Your goal – Output the entries verbatim, including every line.

──────── Records for this exercise

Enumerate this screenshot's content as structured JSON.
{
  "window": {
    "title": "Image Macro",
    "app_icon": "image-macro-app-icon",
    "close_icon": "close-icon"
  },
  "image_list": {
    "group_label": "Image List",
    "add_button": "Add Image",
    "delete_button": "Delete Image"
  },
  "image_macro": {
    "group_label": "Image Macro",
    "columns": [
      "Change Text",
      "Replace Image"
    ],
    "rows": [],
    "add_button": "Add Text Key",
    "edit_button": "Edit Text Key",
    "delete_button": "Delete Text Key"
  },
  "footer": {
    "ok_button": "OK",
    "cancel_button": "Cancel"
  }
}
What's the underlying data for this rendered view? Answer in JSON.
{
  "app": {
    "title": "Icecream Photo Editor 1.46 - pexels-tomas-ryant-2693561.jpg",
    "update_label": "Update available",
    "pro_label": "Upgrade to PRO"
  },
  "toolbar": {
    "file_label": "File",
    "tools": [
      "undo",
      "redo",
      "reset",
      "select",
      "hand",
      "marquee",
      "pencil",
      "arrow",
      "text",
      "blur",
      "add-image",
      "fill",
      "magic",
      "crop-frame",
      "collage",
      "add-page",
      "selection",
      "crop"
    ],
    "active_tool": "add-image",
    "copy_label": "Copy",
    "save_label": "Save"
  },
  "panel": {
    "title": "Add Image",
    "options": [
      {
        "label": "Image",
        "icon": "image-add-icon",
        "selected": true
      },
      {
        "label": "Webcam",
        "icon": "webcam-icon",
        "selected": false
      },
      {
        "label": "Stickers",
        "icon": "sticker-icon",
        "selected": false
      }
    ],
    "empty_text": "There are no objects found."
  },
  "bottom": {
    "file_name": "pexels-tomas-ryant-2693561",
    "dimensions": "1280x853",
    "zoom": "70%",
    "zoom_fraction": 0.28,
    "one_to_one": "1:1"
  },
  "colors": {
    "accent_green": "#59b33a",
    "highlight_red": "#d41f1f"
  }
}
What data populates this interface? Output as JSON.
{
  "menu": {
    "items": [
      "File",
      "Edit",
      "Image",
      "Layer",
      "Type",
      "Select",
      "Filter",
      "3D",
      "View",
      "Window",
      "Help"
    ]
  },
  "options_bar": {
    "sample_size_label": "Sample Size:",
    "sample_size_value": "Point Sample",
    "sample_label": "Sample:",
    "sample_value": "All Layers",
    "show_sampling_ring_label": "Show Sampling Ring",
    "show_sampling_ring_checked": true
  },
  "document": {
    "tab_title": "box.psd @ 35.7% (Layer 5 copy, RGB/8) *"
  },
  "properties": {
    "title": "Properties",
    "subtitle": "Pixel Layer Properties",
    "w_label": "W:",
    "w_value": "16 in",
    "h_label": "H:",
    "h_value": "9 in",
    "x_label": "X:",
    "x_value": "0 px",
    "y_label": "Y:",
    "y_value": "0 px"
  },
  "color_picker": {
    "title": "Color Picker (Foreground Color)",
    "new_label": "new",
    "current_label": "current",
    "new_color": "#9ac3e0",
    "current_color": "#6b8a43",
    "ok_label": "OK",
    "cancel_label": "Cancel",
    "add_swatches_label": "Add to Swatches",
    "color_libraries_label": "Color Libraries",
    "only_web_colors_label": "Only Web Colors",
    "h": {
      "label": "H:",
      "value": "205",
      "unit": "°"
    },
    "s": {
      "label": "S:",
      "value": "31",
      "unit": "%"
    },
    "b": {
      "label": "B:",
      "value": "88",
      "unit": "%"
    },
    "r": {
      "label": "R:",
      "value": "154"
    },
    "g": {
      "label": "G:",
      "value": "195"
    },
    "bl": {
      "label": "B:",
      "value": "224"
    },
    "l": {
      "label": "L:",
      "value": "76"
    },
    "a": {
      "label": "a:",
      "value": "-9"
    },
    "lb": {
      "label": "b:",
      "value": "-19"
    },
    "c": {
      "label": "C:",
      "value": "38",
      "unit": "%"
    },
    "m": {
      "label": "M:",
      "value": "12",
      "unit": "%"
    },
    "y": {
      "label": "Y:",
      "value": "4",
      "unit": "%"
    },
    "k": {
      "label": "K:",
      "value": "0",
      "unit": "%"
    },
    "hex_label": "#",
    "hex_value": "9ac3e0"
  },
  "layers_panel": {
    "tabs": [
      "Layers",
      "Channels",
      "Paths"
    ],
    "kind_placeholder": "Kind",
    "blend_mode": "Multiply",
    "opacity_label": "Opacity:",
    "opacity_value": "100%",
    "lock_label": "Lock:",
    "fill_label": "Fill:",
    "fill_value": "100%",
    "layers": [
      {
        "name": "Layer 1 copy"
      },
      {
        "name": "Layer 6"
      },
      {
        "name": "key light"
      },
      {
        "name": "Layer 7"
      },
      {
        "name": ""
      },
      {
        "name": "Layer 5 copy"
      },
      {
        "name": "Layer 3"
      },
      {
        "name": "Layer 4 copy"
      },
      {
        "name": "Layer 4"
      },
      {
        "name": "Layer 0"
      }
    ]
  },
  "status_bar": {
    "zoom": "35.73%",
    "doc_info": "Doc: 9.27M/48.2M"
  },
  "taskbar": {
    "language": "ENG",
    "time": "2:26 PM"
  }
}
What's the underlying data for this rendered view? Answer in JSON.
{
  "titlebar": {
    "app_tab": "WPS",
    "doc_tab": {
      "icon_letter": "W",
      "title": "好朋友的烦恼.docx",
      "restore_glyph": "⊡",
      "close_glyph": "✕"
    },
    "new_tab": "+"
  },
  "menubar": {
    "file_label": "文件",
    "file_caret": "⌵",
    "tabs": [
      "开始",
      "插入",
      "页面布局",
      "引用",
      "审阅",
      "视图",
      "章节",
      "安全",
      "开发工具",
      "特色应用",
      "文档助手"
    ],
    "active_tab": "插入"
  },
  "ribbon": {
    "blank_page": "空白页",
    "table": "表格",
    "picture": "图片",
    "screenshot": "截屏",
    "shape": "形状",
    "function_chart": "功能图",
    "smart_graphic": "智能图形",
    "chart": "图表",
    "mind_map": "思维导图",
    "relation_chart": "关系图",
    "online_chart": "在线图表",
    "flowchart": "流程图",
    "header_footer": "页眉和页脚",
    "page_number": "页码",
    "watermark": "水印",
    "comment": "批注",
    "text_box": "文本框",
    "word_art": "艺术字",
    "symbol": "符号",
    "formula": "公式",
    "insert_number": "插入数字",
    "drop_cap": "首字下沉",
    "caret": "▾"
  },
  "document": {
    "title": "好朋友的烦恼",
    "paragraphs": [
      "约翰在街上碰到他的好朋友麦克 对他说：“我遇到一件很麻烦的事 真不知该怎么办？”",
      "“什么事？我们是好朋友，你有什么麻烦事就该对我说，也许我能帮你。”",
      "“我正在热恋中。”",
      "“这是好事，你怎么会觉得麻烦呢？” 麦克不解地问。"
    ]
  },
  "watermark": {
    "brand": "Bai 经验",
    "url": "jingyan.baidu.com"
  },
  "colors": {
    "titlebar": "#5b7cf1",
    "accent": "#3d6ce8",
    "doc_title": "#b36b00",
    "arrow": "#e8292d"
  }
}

────────────────

Expected answer –
Enumerate this screenshot's content as structured JSON.
{
  "window": {
    "title": "Image Macro",
    "app_icon": "image-macro-app-icon",
    "close_icon": "close-icon"
  },
  "image_list": {
    "group_label": "Image List",
    "add_button": "Add Image",
    "delete_button": "Delete Image"
  },
  "image_macro": {
    "group_label": "Image Macro",
    "columns": [
      "Change Text",
      "Replace Image"
    ],
    "rows": [],
    "add_button": "Add Text Key",
    "edit_button": "Edit Text Key",
    "delete_button": "Delete Text Key"
  },
  "footer": {
    "ok_button": "OK",
    "cancel_button": "Cancel"
  }
}
What's the underlying data for this rendered view? Answer in JSON.
{
  "app": {
    "title": "Icecream Photo Editor 1.46 - pexels-tomas-ryant-2693561.jpg",
    "update_label": "Update available",
    "pro_label": "Upgrade to PRO"
  },
  "toolbar": {
    "file_label": "File",
    "tools": [
      "undo",
      "redo",
      "reset",
      "select",
      "hand",
      "marquee",
      "pencil",
      "arrow",
      "text",
      "blur",
      "add-image",
      "fill",
      "magic",
      "crop-frame",
      "collage",
      "add-page",
      "selection",
      "crop"
    ],
    "active_tool": "add-image",
    "copy_label": "Copy",
    "save_label": "Save"
  },
  "panel": {
    "title": "Add Image",
    "options": [
      {
        "label": "Image",
        "icon": "image-add-icon",
        "selected": true
      },
      {
        "label": "Webcam",
        "icon": "webcam-icon",
        "selected": false
      },
      {
        "label": "Stickers",
        "icon": "sticker-icon",
        "selected": false
      }
    ],
    "empty_text": "There are no objects found."
  },
  "bottom": {
    "file_name": "pexels-tomas-ryant-2693561",
    "dimensions": "1280x853",
    "zoom": "70%",
    "zoom_fraction": 0.28,
    "one_to_one": "1:1"
  },
  "colors": {
    "accent_green": "#59b33a",
    "highlight_red": "#d41f1f"
  }
}
What data populates this interface? Output as JSON.
{
  "menu": {
    "items": [
      "File",
      "Edit",
      "Image",
      "Layer",
      "Type",
      "Select",
      "Filter",
      "3D",
      "View",
      "Window",
      "Help"
    ]
  },
  "options_bar": {
    "sample_size_label": "Sample Size:",
    "sample_size_value": "Point Sample",
    "sample_label": "Sample:",
    "sample_value": "All Layers",
    "show_sampling_ring_label": "Show Sampling Ring",
    "show_sampling_ring_checked": true
  },
  "document": {
    "tab_title": "box.psd @ 35.7% (Layer 5 copy, RGB/8) *"
  },
  "properties": {
    "title": "Properties",
    "subtitle": "Pixel Layer Properties",
    "w_label": "W:",
    "w_value": "16 in",
    "h_label": "H:",
    "h_value": "9 in",
    "x_label": "X:",
    "x_value": "0 px",
    "y_label": "Y:",
    "y_value": "0 px"
  },
  "color_picker": {
    "title": "Color Picker (Foreground Color)",
    "new_label": "new",
    "current_label": "current",
    "new_color": "#9ac3e0",
    "current_color": "#6b8a43",
    "ok_label": "OK",
    "cancel_label": "Cancel",
    "add_swatches_label": "Add to Swatches",
    "color_libraries_label": "Color Libraries",
    "only_web_colors_label": "Only Web Colors",
    "h": {
      "label": "H:",
      "value": "205",
      "unit": "°"
    },
    "s": {
      "label": "S:",
      "value": "31",
      "unit": "%"
    },
    "b": {
      "label": "B:",
      "value": "88",
      "unit": "%"
    },
    "r": {
      "label": "R:",
      "value": "154"
    },
    "g": {
      "label": "G:",
      "value": "195"
    },
    "bl": {
      "label": "B:",
      "value": "224"
    },
    "l": {
      "label": "L:",
      "value": "76"
    },
    "a": {
      "label": "a:",
      "value": "-9"
    },
    "lb": {
      "label": "b:",
      "value": "-19"
    },
    "c": {
      "label": "C:",
      "value": "38",
      "unit": "%"
    },
    "m": {
      "label": "M:",
      "value": "12",
      "unit": "%"
    },
    "y": {
      "label": "Y:",
      "value": "4",
      "unit": "%"
    },
    "k": {
      "label": "K:",
      "value": "0",
      "unit": "%"
    },
    "hex_label": "#",
    "hex_value": "9ac3e0"
  },
  "layers_panel": {
    "tabs": [
      "Layers",
      "Channels",
      "Paths"
    ],
    "kind_placeholder": "Kind",
    "blend_mode": "Multiply",
    "opacity_label": "Opacity:",
    "opacity_value": "100%",
    "lock_label": "Lock:",
    "fill_label": "Fill:",
    "fill_value": "100%",
    "layers": [
      {
        "name": "Layer 1 copy"
      },
      {
        "name": "Layer 6"
      },
      {
        "name": "key light"
      },
      {
        "name": "Layer 7"
      },
      {
        "name": ""
      },
      {
        "name": "Layer 5 copy"
      },
      {
        "name": "Layer 3"
      },
      {
        "name": "Layer 4 copy"
      },
      {
        "name": "Layer 4"
      },
      {
        "name": "Layer 0"
      }
    ]
  },
  "status_bar": {
    "zoom": "35.73%",
    "doc_info": "Doc: 9.27M/48.2M"
  },
  "taskbar": {
    "language": "ENG",
    "time": "2:26 PM"
  }
}
What's the underlying data for this rendered view? Answer in JSON.
{
  "titlebar": {
    "app_tab": "WPS",
    "doc_tab": {
      "icon_letter": "W",
      "title": "好朋友的烦恼.docx",
      "restore_glyph": "⊡",
      "close_glyph": "✕"
    },
    "new_tab": "+"
  },
  "menubar": {
    "file_label": "文件",
    "file_caret": "⌵",
    "tabs": [
      "开始",
      "插入",
      "页面布局",
      "引用",
      "审阅",
      "视图",
      "章节",
      "安全",
      "开发工具",
      "特色应用",
      "文档助手"
    ],
    "active_tab": "插入"
  },
  "ribbon": {
    "blank_page": "空白页",
    "table": "表格",
    "picture": "图片",
    "screenshot": "截屏",
    "shape": "形状",
    "function_chart": "功能图",
    "smart_graphic": "智能图形",
    "chart": "图表",
    "mind_map": "思维导图",
    "relation_chart": "关系图",
    "online_chart": "在线图表",
    "flowchart": "流程图",
    "header_footer": "页眉和页脚",
    "page_number": "页码",
    "watermark": "水印",
    "comment": "批注",
    "text_box": "文本框",
    "word_art": "艺术字",
    "symbol": "符号",
    "formula": "公式",
    "insert_number": "插入数字",
    "drop_cap": "首字下沉",
    "caret": "▾"
  },
  "document": {
    "title": "好朋友的烦恼",
    "paragraphs": [
      "约翰在街上碰到他的好朋友麦克 对他说：“我遇到一件很麻烦的事 真不知该怎么办？”",
      "“什么事？我们是好朋友，你有什么麻烦事就该对我说，也许我能帮你。”",
      "“我正在热恋中。”",
      "“这是好事，你怎么会觉得麻烦呢？” 麦克不解地问。"
    ]
  },
  "watermark": {
    "brand": "Bai 经验",
    "url": "jingyan.baidu.com"
  },
  "colors": {
    "titlebar": "#5b7cf1",
    "accent": "#3d6ce8",
    "doc_title": "#b36b00",
    "arrow": "#e8292d"
  }
}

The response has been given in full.